> _WRITTEN EXERCISE_
Arrange the lines from the start of the items through the line containing "asset-title[interactable]: IT Alert - Mi [1122, 772, 1212, 799]", both ends included, as a numbered list, leaving out any blank lines.

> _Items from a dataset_
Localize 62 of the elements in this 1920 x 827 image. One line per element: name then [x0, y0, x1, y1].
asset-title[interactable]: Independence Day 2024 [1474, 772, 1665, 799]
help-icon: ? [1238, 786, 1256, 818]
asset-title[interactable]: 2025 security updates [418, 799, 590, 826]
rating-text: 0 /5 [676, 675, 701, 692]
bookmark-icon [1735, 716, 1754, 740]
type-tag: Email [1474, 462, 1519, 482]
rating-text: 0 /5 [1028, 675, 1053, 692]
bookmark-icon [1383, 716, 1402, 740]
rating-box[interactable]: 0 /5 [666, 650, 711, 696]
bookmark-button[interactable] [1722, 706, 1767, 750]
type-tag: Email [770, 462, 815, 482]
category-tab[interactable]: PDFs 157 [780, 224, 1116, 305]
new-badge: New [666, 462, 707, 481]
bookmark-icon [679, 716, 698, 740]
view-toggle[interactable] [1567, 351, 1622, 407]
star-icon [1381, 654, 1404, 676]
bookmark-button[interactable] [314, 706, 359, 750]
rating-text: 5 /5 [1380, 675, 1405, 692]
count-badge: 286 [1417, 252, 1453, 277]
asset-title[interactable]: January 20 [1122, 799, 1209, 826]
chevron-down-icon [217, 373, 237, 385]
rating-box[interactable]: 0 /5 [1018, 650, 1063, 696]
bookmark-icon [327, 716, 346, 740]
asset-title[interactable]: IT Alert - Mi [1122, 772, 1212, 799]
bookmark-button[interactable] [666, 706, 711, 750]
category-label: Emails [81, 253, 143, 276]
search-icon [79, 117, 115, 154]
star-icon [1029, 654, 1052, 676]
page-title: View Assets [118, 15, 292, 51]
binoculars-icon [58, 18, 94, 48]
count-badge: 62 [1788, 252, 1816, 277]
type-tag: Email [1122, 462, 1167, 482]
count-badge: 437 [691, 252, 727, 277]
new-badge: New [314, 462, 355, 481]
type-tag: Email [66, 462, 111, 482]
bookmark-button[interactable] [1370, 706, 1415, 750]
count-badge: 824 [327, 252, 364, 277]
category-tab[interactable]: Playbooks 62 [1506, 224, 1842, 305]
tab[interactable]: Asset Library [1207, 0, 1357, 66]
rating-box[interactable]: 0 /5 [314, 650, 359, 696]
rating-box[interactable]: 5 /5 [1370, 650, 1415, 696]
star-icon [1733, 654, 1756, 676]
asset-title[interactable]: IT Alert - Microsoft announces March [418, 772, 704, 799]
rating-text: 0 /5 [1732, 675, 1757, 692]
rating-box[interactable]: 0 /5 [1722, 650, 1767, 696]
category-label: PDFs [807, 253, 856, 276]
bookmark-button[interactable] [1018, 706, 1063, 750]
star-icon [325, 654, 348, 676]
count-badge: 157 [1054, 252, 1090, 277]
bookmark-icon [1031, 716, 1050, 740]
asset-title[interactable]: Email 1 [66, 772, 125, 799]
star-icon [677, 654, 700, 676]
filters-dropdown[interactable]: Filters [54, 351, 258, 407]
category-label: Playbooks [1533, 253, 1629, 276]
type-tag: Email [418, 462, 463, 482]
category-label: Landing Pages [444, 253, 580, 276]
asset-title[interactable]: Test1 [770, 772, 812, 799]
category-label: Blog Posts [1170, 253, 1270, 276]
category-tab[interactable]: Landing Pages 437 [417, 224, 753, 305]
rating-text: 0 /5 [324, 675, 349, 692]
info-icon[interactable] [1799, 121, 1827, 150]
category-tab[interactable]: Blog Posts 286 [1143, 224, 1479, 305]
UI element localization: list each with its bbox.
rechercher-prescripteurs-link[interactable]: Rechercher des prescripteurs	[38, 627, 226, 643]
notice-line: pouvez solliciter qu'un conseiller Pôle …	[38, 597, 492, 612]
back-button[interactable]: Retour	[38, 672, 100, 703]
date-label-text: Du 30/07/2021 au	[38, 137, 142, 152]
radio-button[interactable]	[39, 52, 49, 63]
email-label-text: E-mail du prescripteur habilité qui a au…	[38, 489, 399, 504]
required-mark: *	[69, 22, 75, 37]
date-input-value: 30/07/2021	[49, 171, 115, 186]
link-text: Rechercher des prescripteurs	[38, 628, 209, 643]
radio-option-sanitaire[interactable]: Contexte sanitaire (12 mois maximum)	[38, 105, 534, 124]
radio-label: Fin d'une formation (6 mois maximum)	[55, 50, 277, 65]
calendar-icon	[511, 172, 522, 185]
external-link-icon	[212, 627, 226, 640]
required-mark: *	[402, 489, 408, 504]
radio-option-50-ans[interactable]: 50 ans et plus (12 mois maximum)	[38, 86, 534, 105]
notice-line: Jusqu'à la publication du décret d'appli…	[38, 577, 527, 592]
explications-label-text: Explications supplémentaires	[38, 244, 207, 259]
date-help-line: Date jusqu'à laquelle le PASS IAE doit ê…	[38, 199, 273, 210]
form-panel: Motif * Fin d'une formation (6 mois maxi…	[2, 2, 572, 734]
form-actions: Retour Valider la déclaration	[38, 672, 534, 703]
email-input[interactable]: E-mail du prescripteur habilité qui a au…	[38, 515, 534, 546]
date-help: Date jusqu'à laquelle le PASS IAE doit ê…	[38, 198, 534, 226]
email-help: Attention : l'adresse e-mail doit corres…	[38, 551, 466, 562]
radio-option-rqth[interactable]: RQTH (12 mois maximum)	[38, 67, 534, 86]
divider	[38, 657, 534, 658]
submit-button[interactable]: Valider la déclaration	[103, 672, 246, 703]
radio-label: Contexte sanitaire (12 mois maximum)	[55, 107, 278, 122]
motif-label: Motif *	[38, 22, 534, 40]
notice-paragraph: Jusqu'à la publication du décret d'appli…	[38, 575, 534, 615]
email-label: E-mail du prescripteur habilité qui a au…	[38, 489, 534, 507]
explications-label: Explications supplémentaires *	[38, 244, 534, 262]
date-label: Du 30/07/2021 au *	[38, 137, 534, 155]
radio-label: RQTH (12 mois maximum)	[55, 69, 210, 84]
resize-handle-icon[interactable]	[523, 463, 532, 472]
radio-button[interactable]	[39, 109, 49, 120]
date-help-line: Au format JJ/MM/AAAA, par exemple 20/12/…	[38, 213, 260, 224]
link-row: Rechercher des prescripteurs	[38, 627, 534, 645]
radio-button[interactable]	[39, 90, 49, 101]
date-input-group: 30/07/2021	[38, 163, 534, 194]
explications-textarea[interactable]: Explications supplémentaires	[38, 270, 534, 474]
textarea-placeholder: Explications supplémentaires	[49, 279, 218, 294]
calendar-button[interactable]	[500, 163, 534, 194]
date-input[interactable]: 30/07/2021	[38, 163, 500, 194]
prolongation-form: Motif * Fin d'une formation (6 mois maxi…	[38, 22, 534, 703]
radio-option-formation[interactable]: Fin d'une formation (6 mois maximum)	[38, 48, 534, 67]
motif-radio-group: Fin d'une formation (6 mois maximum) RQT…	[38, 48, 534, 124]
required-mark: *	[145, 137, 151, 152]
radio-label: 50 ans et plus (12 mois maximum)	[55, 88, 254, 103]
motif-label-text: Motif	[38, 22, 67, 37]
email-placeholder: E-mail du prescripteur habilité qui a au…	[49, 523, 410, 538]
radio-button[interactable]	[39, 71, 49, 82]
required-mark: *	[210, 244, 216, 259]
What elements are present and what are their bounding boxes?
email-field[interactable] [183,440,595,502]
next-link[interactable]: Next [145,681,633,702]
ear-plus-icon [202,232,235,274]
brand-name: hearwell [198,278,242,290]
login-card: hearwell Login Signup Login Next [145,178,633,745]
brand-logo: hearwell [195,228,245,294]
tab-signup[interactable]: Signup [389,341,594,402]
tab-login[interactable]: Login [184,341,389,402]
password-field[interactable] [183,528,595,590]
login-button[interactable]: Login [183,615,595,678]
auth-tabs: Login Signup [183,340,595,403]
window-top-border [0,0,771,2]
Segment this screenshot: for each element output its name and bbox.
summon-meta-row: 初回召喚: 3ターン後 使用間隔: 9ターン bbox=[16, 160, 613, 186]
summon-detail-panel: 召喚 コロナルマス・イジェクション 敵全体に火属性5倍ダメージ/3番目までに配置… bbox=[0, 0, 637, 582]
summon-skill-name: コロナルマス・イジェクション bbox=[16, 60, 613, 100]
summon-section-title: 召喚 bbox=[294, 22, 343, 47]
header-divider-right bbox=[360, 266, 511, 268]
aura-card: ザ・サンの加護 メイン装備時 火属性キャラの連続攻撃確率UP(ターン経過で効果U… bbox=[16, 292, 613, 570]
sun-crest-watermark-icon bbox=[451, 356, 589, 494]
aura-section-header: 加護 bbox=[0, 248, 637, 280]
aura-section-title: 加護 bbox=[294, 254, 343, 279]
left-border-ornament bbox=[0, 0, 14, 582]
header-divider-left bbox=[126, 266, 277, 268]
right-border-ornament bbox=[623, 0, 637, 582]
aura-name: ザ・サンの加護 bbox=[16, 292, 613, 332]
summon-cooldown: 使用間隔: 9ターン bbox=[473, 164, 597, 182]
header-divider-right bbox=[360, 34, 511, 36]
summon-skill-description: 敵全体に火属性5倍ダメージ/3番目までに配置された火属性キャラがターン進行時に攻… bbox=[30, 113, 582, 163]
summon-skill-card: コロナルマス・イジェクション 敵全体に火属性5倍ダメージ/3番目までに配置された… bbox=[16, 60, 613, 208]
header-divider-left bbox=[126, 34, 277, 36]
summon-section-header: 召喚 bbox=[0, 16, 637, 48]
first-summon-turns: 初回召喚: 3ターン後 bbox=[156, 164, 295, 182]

> _SOLUTION_
1. Localize 62 of the elements in this 1920 x 827 image. One line per element: name then [x0, y0, x1, y1].
2. asset-title[interactable]: Independence Day 2024 [1474, 772, 1665, 799]
3. help-icon: ? [1238, 786, 1256, 818]
4. asset-title[interactable]: 2025 security updates [418, 799, 590, 826]
5. rating-text: 0 /5 [676, 675, 701, 692]
6. bookmark-icon [1735, 716, 1754, 740]
7. type-tag: Email [1474, 462, 1519, 482]
8. rating-text: 0 /5 [1028, 675, 1053, 692]
9. bookmark-icon [1383, 716, 1402, 740]
10. rating-box[interactable]: 0 /5 [666, 650, 711, 696]
11. bookmark-button[interactable] [1722, 706, 1767, 750]
12. type-tag: Email [770, 462, 815, 482]
13. category-tab[interactable]: PDFs 157 [780, 224, 1116, 305]
14. new-badge: New [666, 462, 707, 481]
15. bookmark-icon [679, 716, 698, 740]
16. view-toggle[interactable] [1567, 351, 1622, 407]
17. star-icon [1381, 654, 1404, 676]
18. bookmark-button[interactable] [314, 706, 359, 750]
19. rating-text: 5 /5 [1380, 675, 1405, 692]
20. count-badge: 286 [1417, 252, 1453, 277]
21. asset-title[interactable]: January 20 [1122, 799, 1209, 826]
22. chevron-down-icon [217, 373, 237, 385]
23. rating-box[interactable]: 0 /5 [1018, 650, 1063, 696]
24. bookmark-icon [327, 716, 346, 740]
25. asset-title[interactable]: IT Alert - Mi [1122, 772, 1212, 799]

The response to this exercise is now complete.